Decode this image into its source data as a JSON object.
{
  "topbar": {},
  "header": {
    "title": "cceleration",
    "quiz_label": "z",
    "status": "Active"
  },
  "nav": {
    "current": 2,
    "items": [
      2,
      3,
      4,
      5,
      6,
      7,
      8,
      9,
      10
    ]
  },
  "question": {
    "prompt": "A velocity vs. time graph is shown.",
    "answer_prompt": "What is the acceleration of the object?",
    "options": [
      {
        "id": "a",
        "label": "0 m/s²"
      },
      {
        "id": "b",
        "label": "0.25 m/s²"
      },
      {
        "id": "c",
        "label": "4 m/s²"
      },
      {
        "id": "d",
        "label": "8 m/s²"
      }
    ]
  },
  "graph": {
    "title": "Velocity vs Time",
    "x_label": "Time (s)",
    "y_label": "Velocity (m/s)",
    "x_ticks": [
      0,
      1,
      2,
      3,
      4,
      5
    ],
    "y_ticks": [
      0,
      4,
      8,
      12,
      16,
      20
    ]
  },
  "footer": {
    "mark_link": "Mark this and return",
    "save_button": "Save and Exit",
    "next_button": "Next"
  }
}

----------

◆ The problem ◆
Reproduce every record, matching each line exactly.

◆ Response for this exercise ◆
Decode this image into its source data as a JSON object.
{
  "topbar": {},
  "header": {
    "title": "cceleration",
    "quiz_label": "z",
    "status": "Active"
  },
  "nav": {
    "current": 2,
    "items": [
      2,
      3,
      4,
      5,
      6,
      7,
      8,
      9,
      10
    ]
  },
  "question": {
    "prompt": "A velocity vs. time graph is shown.",
    "answer_prompt": "What is the acceleration of the object?",
    "options": [
      {
        "id": "a",
        "label": "0 m/s²"
      },
      {
        "id": "b",
        "label": "0.25 m/s²"
      },
      {
        "id": "c",
        "label": "4 m/s²"
      },
      {
        "id": "d",
        "label": "8 m/s²"
      }
    ]
  },
  "graph": {
    "title": "Velocity vs Time",
    "x_label": "Time (s)",
    "y_label": "Velocity (m/s)",
    "x_ticks": [
      0,
      1,
      2,
      3,
      4,
      5
    ],
    "y_ticks": [
      0,
      4,
      8,
      12,
      16,
      20
    ]
  },
  "footer": {
    "mark_link": "Mark this and return",
    "save_button": "Save and Exit",
    "next_button": "Next"
  }
}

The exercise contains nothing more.